■ **Set task**
Pictures aside, quote the whole listing exactly.

※

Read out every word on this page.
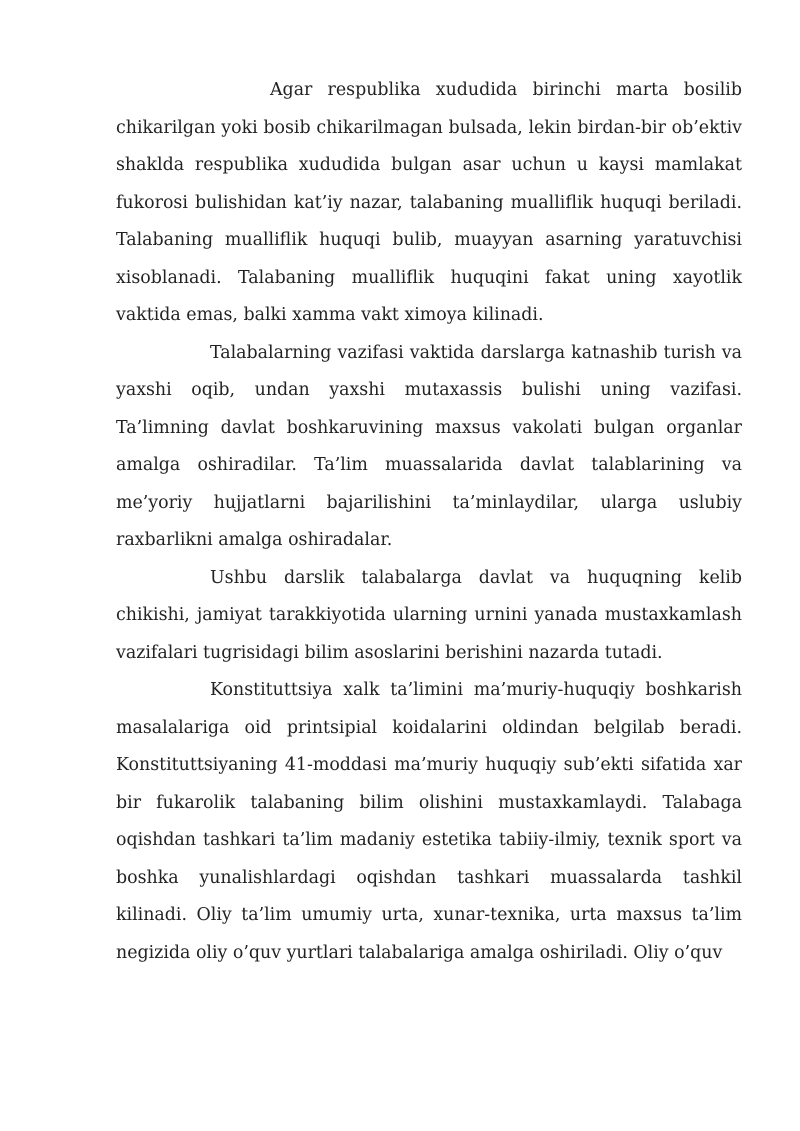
Agar respublika xududida birinchi marta bosilib chikarilgan yoki bosib chikarilmagan bulsada, lekin birdan-bir ob’ektiv shaklda respublika xududida bulgan asar uchun u kaysi mamlakat fukorosi bulishidan kat’iy nazar, talabaning mualliflik huquqi beriladi. Talabaning mualliflik huquqi bulib, muayyan asarning yaratuvchisi xisoblanadi. Talabaning mualliflik huquqini fakat uning xayotlik vaktida emas, balki xamma vakt ximoya kilinadi.

Talabalarning vazifasi vaktida darslarga katnashib turish va yaxshi oqib, undan yaxshi mutaxassis bulishi uning vazifasi. Ta’limning davlat boshkaruvining maxsus vakolati bulgan organlar amalga oshiradilar. Ta’lim muassalarida davlat talablarining va me’yoriy hujjatlarni bajarilishini ta’minlaydilar, ularga uslubiy raxbarlikni amalga oshiradalar.

Ushbu darslik talabalarga davlat va huquqning kelib chikishi, jamiyat tarakkiyotida ularning urnini yanada mustaxkamlash vazifalari tugrisidagi bilim asoslarini berishini nazarda tutadi.

Konstituttsiya xalk ta’limini ma’muriy-huquqiy boshkarish masalalariga oid printsipial koidalarini oldindan belgilab beradi. Konstituttsiyaning 41-moddasi ma’muriy huquqiy sub’ekti sifatida xar bir fukarolik talabaning bilim olishini mustaxkamlaydi. Talabaga oqishdan tashkari ta’lim madaniy estetika tabiiy-ilmiy, texnik sport va boshka yunalishlardagi oqishdan tashkari muassalarda tashkil kilinadi. Oliy ta’lim umumiy urta, xunar-texnika, urta maxsus ta’lim negizida oliy o’quv yurtlari talabalariga amalga oshiriladi. Oliy o’quv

※

■ **Correct answer**
Read out every word on this page.
Agar respublika xududida birinchi marta bosilib chikarilgan yoki bosib chikarilmagan bulsada, lekin birdan-bir ob’ektiv shaklda respublika xududida bulgan asar uchun u kaysi mamlakat fukorosi bulishidan kat’iy nazar, talabaning mualliflik huquqi beriladi. Talabaning mualliflik huquqi bulib, muayyan asarning yaratuvchisi xisoblanadi. Talabaning mualliflik huquqini fakat uning xayotlik vaktida emas, balki xamma vakt ximoya kilinadi.

Talabalarning vazifasi vaktida darslarga katnashib turish va yaxshi oqib, undan yaxshi mutaxassis bulishi uning vazifasi. Ta’limning davlat boshkaruvining maxsus vakolati bulgan organlar amalga oshiradilar. Ta’lim muassalarida davlat talablarining va me’yoriy hujjatlarni bajarilishini ta’minlaydilar, ularga uslubiy raxbarlikni amalga oshiradalar.

Ushbu darslik talabalarga davlat va huquqning kelib chikishi, jamiyat tarakkiyotida ularning urnini yanada mustaxkamlash vazifalari tugrisidagi bilim asoslarini berishini nazarda tutadi.

Konstituttsiya xalk ta’limini ma’muriy-huquqiy boshkarish masalalariga oid printsipial koidalarini oldindan belgilab beradi. Konstituttsiyaning 41-moddasi ma’muriy huquqiy sub’ekti sifatida xar bir fukarolik talabaning bilim olishini mustaxkamlaydi. Talabaga oqishdan tashkari ta’lim madaniy estetika tabiiy-ilmiy, texnik sport va boshka yunalishlardagi oqishdan tashkari muassalarda tashkil kilinadi. Oliy ta’lim umumiy urta, xunar-texnika, urta maxsus ta’lim negizida oliy o’quv yurtlari talabalariga amalga oshiriladi. Oliy o’quv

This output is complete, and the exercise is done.